• _Records_
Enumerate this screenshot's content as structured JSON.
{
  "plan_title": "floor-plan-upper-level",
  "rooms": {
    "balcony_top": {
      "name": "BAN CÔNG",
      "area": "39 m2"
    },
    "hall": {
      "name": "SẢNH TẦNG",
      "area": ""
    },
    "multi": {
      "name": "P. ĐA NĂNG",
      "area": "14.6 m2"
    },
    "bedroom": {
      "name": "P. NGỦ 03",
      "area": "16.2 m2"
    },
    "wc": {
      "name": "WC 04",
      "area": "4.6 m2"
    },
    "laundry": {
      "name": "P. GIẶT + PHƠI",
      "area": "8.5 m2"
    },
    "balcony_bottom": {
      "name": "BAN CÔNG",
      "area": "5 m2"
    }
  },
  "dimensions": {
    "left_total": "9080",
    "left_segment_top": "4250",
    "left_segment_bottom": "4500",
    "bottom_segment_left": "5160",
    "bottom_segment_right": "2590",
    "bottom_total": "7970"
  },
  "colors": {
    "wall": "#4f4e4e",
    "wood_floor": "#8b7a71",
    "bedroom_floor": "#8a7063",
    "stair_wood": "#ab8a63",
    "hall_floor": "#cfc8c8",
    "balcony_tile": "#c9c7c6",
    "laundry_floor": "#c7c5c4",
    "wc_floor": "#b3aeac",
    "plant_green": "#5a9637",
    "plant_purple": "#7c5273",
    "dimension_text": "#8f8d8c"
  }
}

• _Given task_
Using the data above, return each line exactly as written.

• _Solution below_
Enumerate this screenshot's content as structured JSON.
{
  "plan_title": "floor-plan-upper-level",
  "rooms": {
    "balcony_top": {
      "name": "BAN CÔNG",
      "area": "39 m2"
    },
    "hall": {
      "name": "SẢNH TẦNG",
      "area": ""
    },
    "multi": {
      "name": "P. ĐA NĂNG",
      "area": "14.6 m2"
    },
    "bedroom": {
      "name": "P. NGỦ 03",
      "area": "16.2 m2"
    },
    "wc": {
      "name": "WC 04",
      "area": "4.6 m2"
    },
    "laundry": {
      "name": "P. GIẶT + PHƠI",
      "area": "8.5 m2"
    },
    "balcony_bottom": {
      "name": "BAN CÔNG",
      "area": "5 m2"
    }
  },
  "dimensions": {
    "left_total": "9080",
    "left_segment_top": "4250",
    "left_segment_bottom": "4500",
    "bottom_segment_left": "5160",
    "bottom_segment_right": "2590",
    "bottom_total": "7970"
  },
  "colors": {
    "wall": "#4f4e4e",
    "wood_floor": "#8b7a71",
    "bedroom_floor": "#8a7063",
    "stair_wood": "#ab8a63",
    "hall_floor": "#cfc8c8",
    "balcony_tile": "#c9c7c6",
    "laundry_floor": "#c7c5c4",
    "wc_floor": "#b3aeac",
    "plant_green": "#5a9637",
    "plant_purple": "#7c5273",
    "dimension_text": "#8f8d8c"
  }
}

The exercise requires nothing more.